[Data tied to figure images]
-*-
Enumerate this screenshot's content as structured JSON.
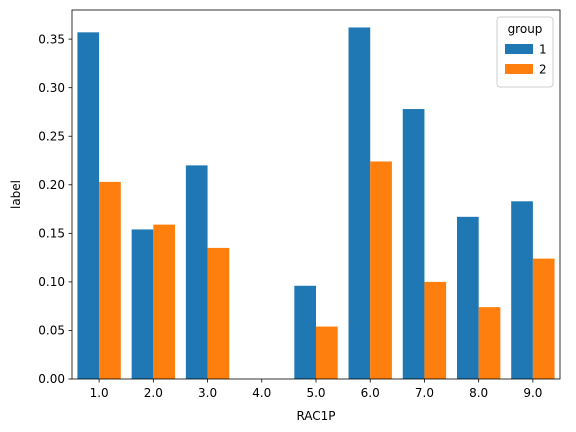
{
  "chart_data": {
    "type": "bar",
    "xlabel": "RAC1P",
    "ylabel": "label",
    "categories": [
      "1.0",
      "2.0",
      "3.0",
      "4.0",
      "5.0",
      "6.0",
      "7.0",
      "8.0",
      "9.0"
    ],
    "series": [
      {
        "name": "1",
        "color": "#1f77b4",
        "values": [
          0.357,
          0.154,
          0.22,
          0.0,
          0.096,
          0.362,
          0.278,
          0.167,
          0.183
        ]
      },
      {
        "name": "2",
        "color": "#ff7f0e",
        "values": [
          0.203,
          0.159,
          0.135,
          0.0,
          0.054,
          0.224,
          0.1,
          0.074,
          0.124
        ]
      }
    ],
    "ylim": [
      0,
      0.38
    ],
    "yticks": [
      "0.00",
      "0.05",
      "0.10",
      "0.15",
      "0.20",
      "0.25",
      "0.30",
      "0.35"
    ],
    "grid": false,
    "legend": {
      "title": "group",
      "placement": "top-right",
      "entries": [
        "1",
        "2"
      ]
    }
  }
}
-*-
TASK TO CARRY OUT
The records above are to be quoted exactly, with all pictures left out.

TASK RESPONSE
Enumerate this screenshot's content as structured JSON.
{
  "chart_data": {
    "type": "bar",
    "xlabel": "RAC1P",
    "ylabel": "label",
    "categories": [
      "1.0",
      "2.0",
      "3.0",
      "4.0",
      "5.0",
      "6.0",
      "7.0",
      "8.0",
      "9.0"
    ],
    "series": [
      {
        "name": "1",
        "color": "#1f77b4",
        "values": [
          0.357,
          0.154,
          0.22,
          0.0,
          0.096,
          0.362,
          0.278,
          0.167,
          0.183
        ]
      },
      {
        "name": "2",
        "color": "#ff7f0e",
        "values": [
          0.203,
          0.159,
          0.135,
          0.0,
          0.054,
          0.224,
          0.1,
          0.074,
          0.124
        ]
      }
    ],
    "ylim": [
      0,
      0.38
    ],
    "yticks": [
      "0.00",
      "0.05",
      "0.10",
      "0.15",
      "0.20",
      "0.25",
      "0.30",
      "0.35"
    ],
    "grid": false,
    "legend": {
      "title": "group",
      "placement": "top-right",
      "entries": [
        "1",
        "2"
      ]
    }
  }
}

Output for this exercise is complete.